• _Do this_: In the records that follow, locate every line with "другое" and extract it.

• _Dataset items_:
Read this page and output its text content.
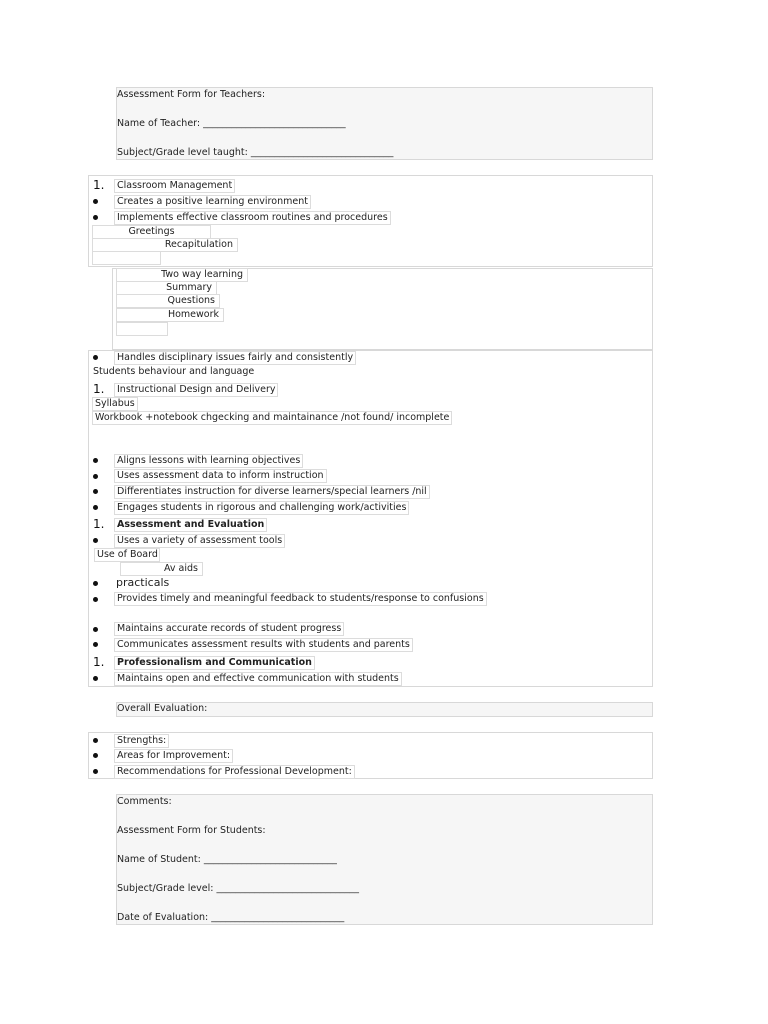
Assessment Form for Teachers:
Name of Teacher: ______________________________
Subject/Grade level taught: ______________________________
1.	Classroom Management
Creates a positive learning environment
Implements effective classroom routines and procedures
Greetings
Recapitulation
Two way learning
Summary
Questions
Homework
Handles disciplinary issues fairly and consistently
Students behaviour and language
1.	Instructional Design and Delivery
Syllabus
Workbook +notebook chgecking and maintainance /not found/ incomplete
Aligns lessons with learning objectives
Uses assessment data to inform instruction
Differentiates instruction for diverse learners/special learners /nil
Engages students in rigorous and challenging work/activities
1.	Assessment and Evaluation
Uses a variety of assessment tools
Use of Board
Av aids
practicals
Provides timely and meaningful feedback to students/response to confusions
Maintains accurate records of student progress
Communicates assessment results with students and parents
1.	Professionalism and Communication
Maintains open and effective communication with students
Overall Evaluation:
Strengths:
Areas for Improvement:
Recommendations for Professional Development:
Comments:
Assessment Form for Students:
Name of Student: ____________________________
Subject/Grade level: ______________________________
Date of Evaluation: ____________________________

...

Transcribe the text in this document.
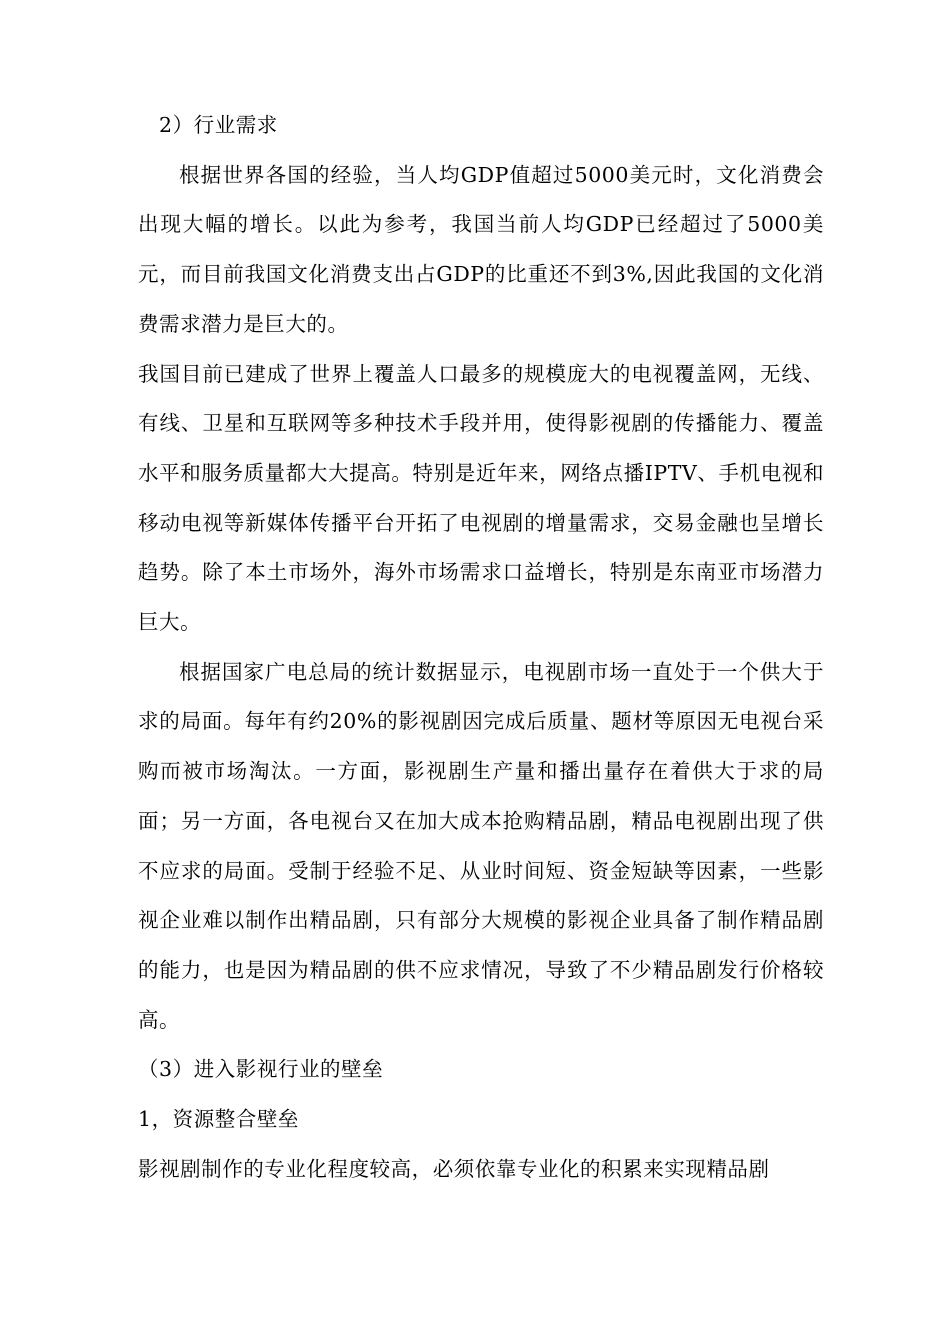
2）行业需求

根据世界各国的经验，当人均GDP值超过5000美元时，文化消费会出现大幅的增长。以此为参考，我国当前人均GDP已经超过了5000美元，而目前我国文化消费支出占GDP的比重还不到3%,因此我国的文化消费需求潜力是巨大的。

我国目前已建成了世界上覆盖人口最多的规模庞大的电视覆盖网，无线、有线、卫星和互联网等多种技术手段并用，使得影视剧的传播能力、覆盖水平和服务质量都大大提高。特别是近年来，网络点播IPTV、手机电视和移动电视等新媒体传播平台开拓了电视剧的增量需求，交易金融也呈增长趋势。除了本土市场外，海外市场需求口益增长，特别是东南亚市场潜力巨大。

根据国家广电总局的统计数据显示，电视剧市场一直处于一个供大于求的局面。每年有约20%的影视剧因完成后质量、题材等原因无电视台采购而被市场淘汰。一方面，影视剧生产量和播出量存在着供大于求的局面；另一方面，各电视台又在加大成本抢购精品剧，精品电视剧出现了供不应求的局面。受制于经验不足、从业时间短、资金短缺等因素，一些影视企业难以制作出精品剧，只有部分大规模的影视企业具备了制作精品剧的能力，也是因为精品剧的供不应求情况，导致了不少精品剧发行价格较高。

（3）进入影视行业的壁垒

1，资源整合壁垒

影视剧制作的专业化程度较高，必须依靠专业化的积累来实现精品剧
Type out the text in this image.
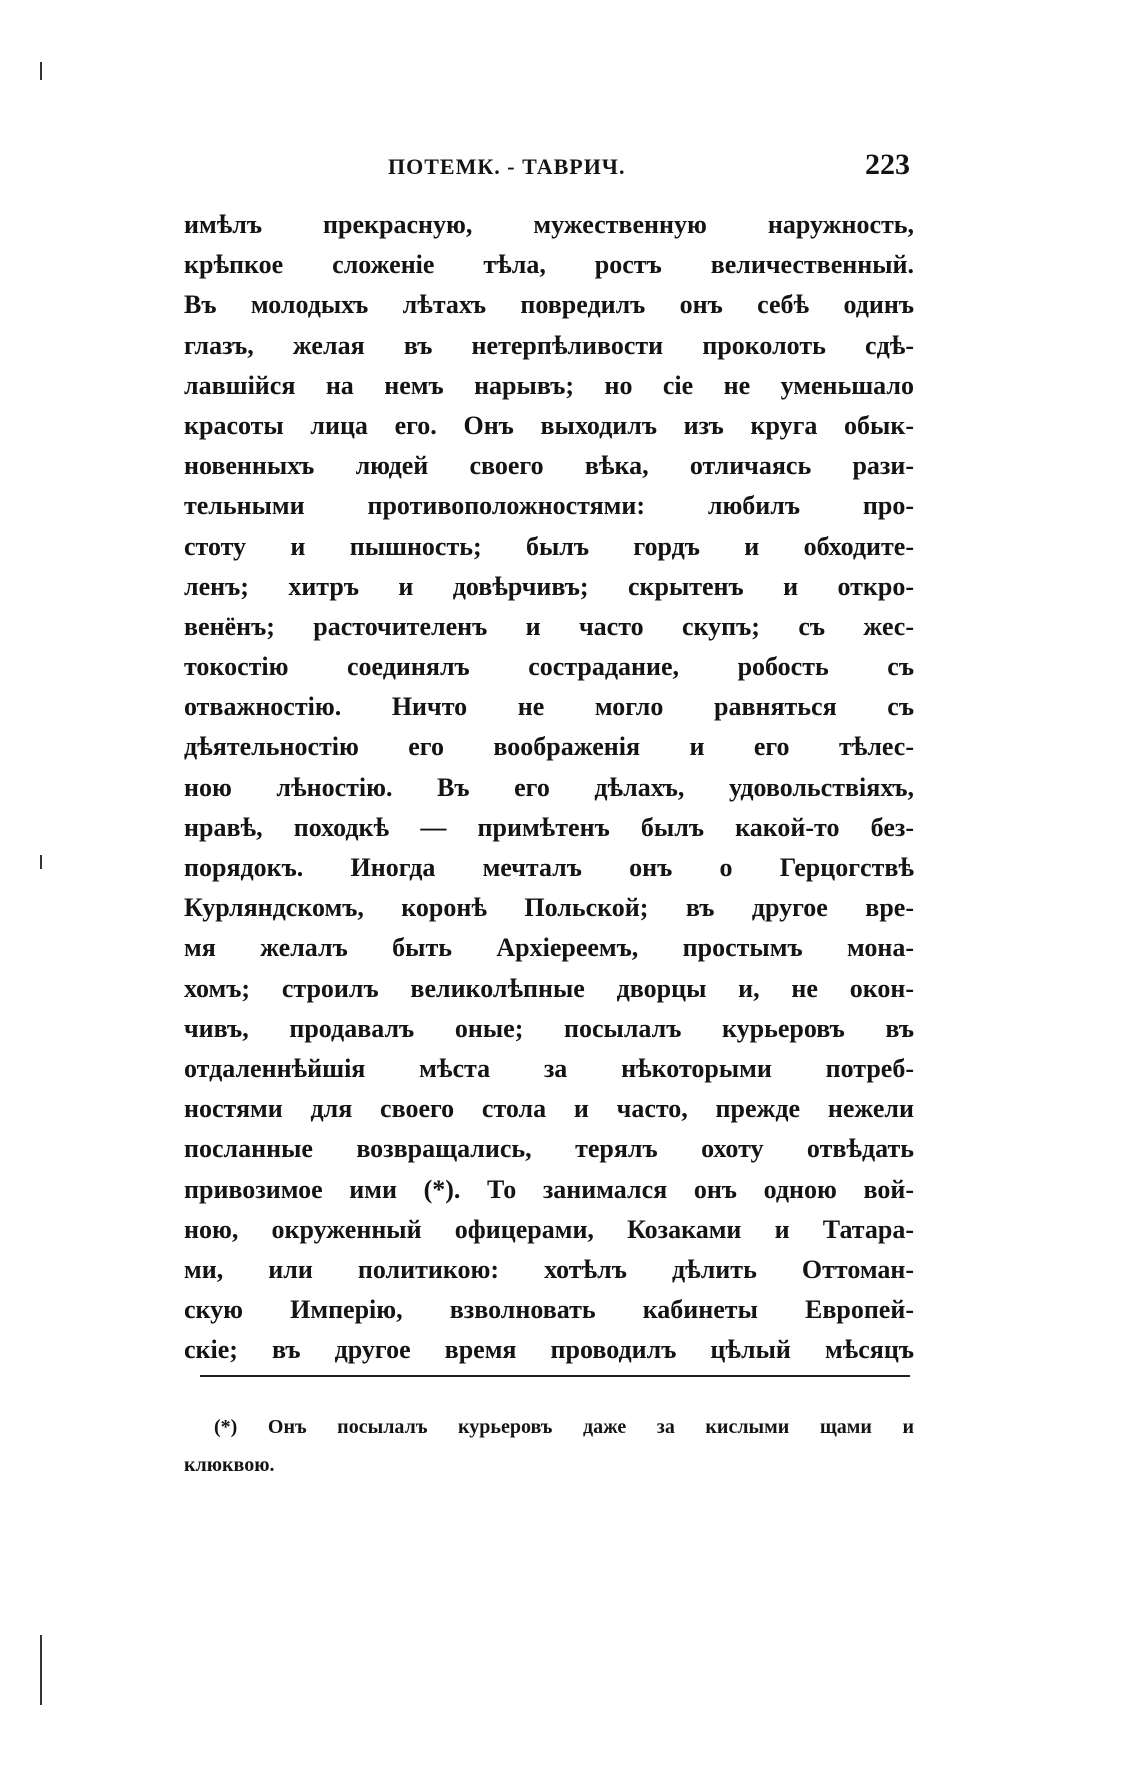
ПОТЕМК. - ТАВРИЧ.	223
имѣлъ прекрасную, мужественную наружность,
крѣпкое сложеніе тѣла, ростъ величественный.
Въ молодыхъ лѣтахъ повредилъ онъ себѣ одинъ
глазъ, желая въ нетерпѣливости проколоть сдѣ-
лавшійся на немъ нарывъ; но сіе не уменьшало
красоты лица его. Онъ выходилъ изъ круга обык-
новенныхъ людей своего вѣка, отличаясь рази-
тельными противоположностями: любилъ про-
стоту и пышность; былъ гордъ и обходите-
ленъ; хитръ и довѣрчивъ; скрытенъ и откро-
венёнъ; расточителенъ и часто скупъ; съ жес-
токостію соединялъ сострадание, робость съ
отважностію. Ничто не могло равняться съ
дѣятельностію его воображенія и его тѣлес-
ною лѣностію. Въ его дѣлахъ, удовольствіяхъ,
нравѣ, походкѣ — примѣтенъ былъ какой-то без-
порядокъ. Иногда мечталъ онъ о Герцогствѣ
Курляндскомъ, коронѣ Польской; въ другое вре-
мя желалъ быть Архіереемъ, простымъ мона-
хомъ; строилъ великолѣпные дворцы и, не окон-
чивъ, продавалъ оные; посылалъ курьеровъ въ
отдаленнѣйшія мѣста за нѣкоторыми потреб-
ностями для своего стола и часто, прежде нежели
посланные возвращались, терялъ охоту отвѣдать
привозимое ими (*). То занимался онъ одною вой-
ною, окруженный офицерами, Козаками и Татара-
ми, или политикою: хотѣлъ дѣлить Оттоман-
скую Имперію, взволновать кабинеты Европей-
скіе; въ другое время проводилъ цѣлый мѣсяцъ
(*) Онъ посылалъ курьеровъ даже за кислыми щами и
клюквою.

• _Result of the exercise_:
Курляндскомъ, коронѣ Польской; въ другое вре-
скіе; въ другое время проводилъ цѣлый мѣсяцъ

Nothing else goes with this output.